(What you have to do) Leave out the pictures and restate the rest of the data exactly.

(Input material)
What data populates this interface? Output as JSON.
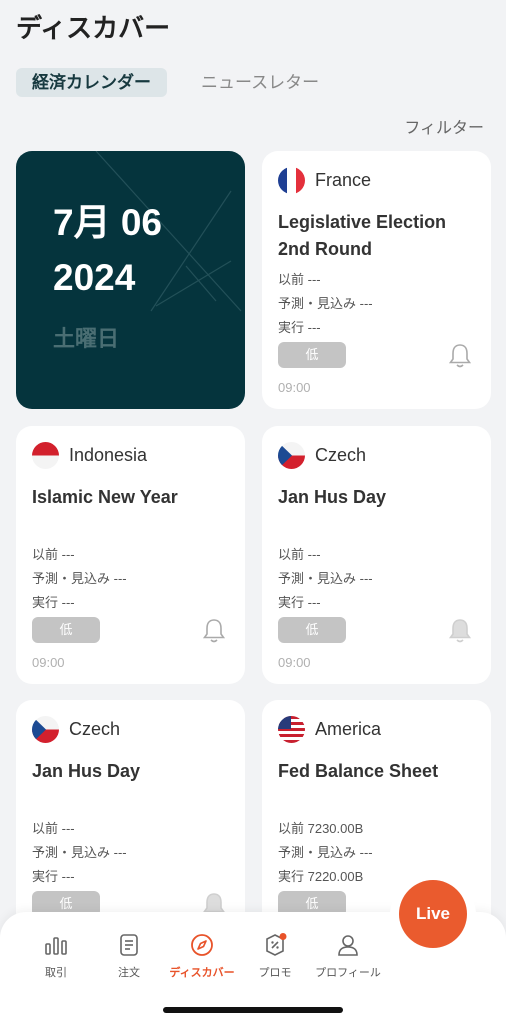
{
  "header": {
    "title": "ディスカバー"
  },
  "tabs": [
    {
      "label": "経済カレンダー",
      "active": true
    },
    {
      "label": "ニュースレター",
      "active": false
    }
  ],
  "filter_label": "フィルター",
  "date_card": {
    "line1": "7月 06",
    "line2": "2024",
    "weekday": "土曜日"
  },
  "events": [
    {
      "country": "France",
      "flag": "france-flag",
      "title": "Legislative Election 2nd Round",
      "previous": "以前 ---",
      "forecast": "予測・見込み ---",
      "actual": "実行 ---",
      "importance": "低",
      "time": "09:00",
      "bell": "bell-icon"
    },
    {
      "country": "Indonesia",
      "flag": "indonesia-flag",
      "title": "Islamic New Year",
      "previous": "以前 ---",
      "forecast": "予測・見込み ---",
      "actual": "実行 ---",
      "importance": "低",
      "time": "09:00",
      "bell": "bell-icon"
    },
    {
      "country": "Czech",
      "flag": "czech-flag",
      "title": "Jan Hus Day",
      "previous": "以前 ---",
      "forecast": "予測・見込み ---",
      "actual": "実行 ---",
      "importance": "低",
      "time": "09:00",
      "bell": "bell-icon"
    },
    {
      "country": "Czech",
      "flag": "czech-flag",
      "title": "Jan Hus Day",
      "previous": "以前 ---",
      "forecast": "予測・見込み ---",
      "actual": "実行 ---",
      "importance": "低",
      "bell": "bell-icon"
    },
    {
      "country": "America",
      "flag": "usa-flag",
      "title": "Fed Balance Sheet",
      "previous": "以前 7230.00B",
      "forecast": "予測・見込み ---",
      "actual": "実行 7220.00B",
      "importance": "低"
    }
  ],
  "nav": [
    {
      "label": "取引",
      "icon": "bar-chart-icon"
    },
    {
      "label": "注文",
      "icon": "document-icon"
    },
    {
      "label": "ディスカバー",
      "icon": "compass-icon",
      "active": true
    },
    {
      "label": "プロモ",
      "icon": "coupon-icon"
    },
    {
      "label": "プロフィール",
      "icon": "person-icon"
    }
  ],
  "live_label": "Live",
  "colors": {
    "accent": "#ea5b2e",
    "date_card": "#05343d",
    "importance_badge": "#c4c4c4"
  }
}
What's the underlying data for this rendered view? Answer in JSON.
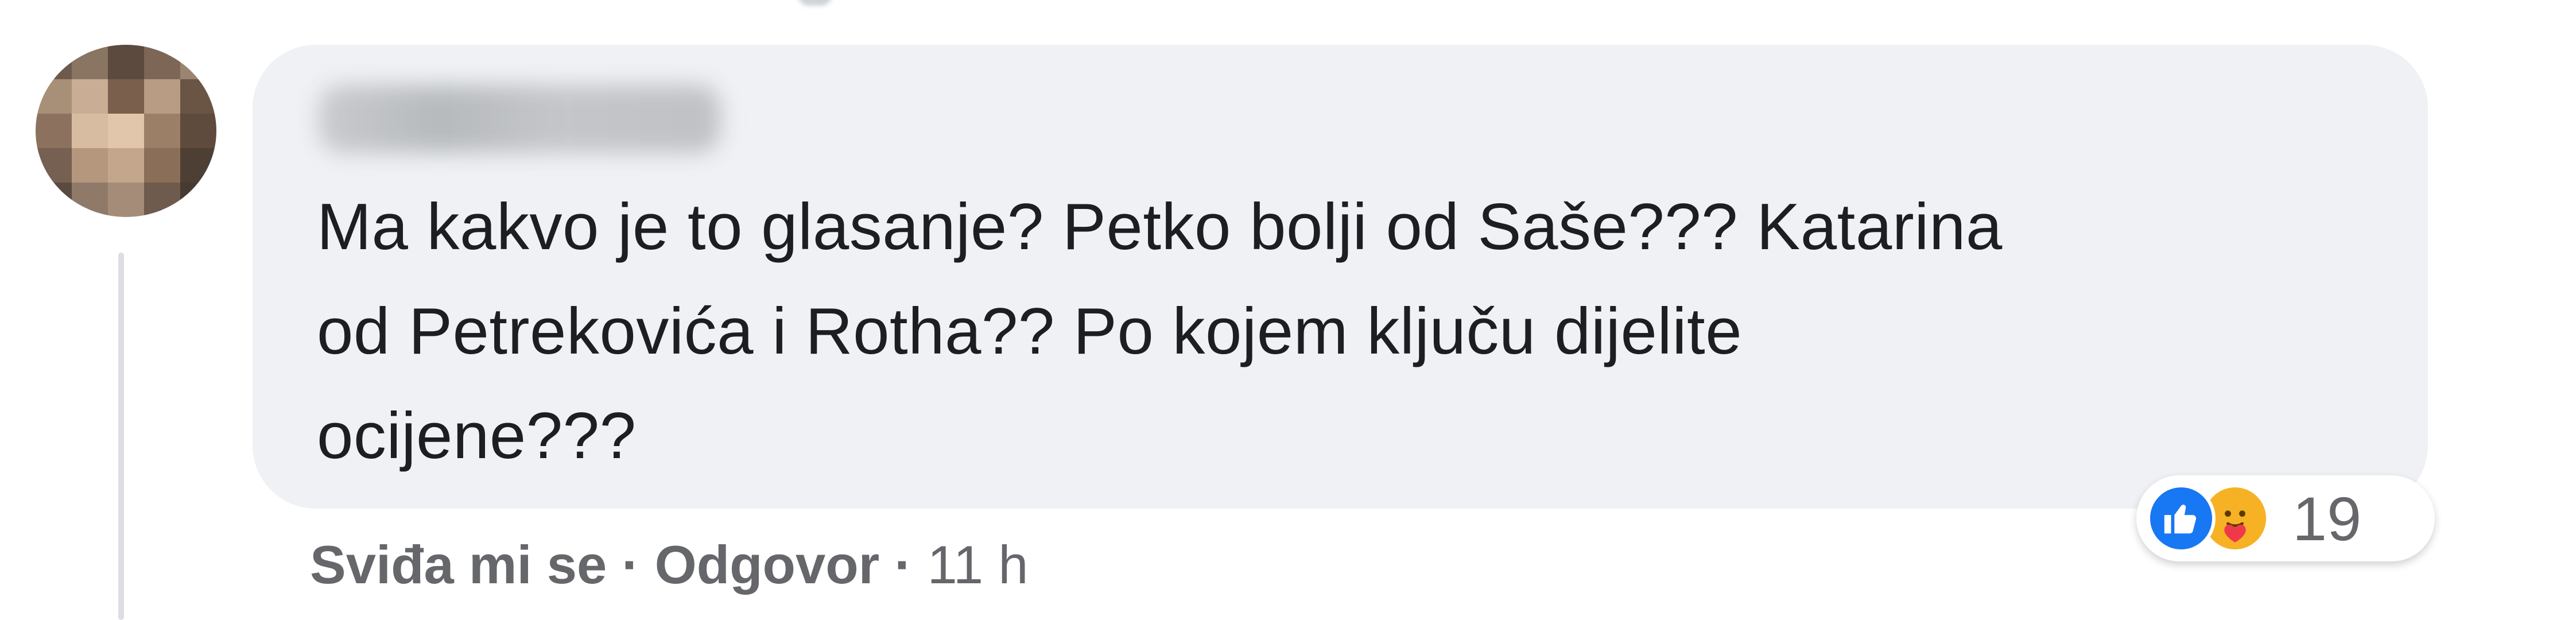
{
  "comment": {
    "author_name": "",
    "text": "Ma kakvo je to glasanje? Petko bolji od Saše??? Katarina\nod Petrekovića i Rotha?? Po kojem ključu dijelite\nocijene???",
    "reactions": {
      "types": [
        "like-icon",
        "care-icon"
      ],
      "count": "19"
    },
    "actions": {
      "like_label": "Sviđa mi se",
      "separator": "·",
      "reply_label": "Odgovor",
      "time": "11 h"
    }
  },
  "colors": {
    "bubble_bg": "#eff1f4",
    "text": "#1c1e21",
    "secondary_text": "#65676b",
    "like_blue": "#1877f2",
    "care_yellow": "#f7b125"
  }
}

(Answer in full)
What data populates this interface? Output as JSON.
{
  "header": {
    "title": "ディスカバー"
  },
  "tabs": [
    {
      "label": "経済カレンダー",
      "active": true
    },
    {
      "label": "ニュースレター",
      "active": false
    }
  ],
  "filter_label": "フィルター",
  "date_card": {
    "line1": "7月 06",
    "line2": "2024",
    "weekday": "土曜日"
  },
  "events": [
    {
      "country": "France",
      "flag": "france-flag",
      "title": "Legislative Election 2nd Round",
      "previous": "以前 ---",
      "forecast": "予測・見込み ---",
      "actual": "実行 ---",
      "importance": "低",
      "time": "09:00",
      "bell": "bell-icon"
    },
    {
      "country": "Indonesia",
      "flag": "indonesia-flag",
      "title": "Islamic New Year",
      "previous": "以前 ---",
      "forecast": "予測・見込み ---",
      "actual": "実行 ---",
      "importance": "低",
      "time": "09:00",
      "bell": "bell-icon"
    },
    {
      "country": "Czech",
      "flag": "czech-flag",
      "title": "Jan Hus Day",
      "previous": "以前 ---",
      "forecast": "予測・見込み ---",
      "actual": "実行 ---",
      "importance": "低",
      "time": "09:00",
      "bell": "bell-icon"
    },
    {
      "country": "Czech",
      "flag": "czech-flag",
      "title": "Jan Hus Day",
      "previous": "以前 ---",
      "forecast": "予測・見込み ---",
      "actual": "実行 ---",
      "importance": "低",
      "bell": "bell-icon"
    },
    {
      "country": "America",
      "flag": "usa-flag",
      "title": "Fed Balance Sheet",
      "previous": "以前 7230.00B",
      "forecast": "予測・見込み ---",
      "actual": "実行 7220.00B",
      "importance": "低"
    }
  ],
  "nav": [
    {
      "label": "取引",
      "icon": "bar-chart-icon"
    },
    {
      "label": "注文",
      "icon": "document-icon"
    },
    {
      "label": "ディスカバー",
      "icon": "compass-icon",
      "active": true
    },
    {
      "label": "プロモ",
      "icon": "coupon-icon"
    },
    {
      "label": "プロフィール",
      "icon": "person-icon"
    }
  ],
  "live_label": "Live",
  "colors": {
    "accent": "#ea5b2e",
    "date_card": "#05343d",
    "importance_badge": "#c4c4c4"
  }
}
What's the underlying data for this rendered view? Answer in JSON.
{
  "comment": {
    "author_name": "",
    "text": "Ma kakvo je to glasanje? Petko bolji od Saše??? Katarina\nod Petrekovića i Rotha?? Po kojem ključu dijelite\nocijene???",
    "reactions": {
      "types": [
        "like-icon",
        "care-icon"
      ],
      "count": "19"
    },
    "actions": {
      "like_label": "Sviđa mi se",
      "separator": "·",
      "reply_label": "Odgovor",
      "time": "11 h"
    }
  },
  "colors": {
    "bubble_bg": "#eff1f4",
    "text": "#1c1e21",
    "secondary_text": "#65676b",
    "like_blue": "#1877f2",
    "care_yellow": "#f7b125"
  }
}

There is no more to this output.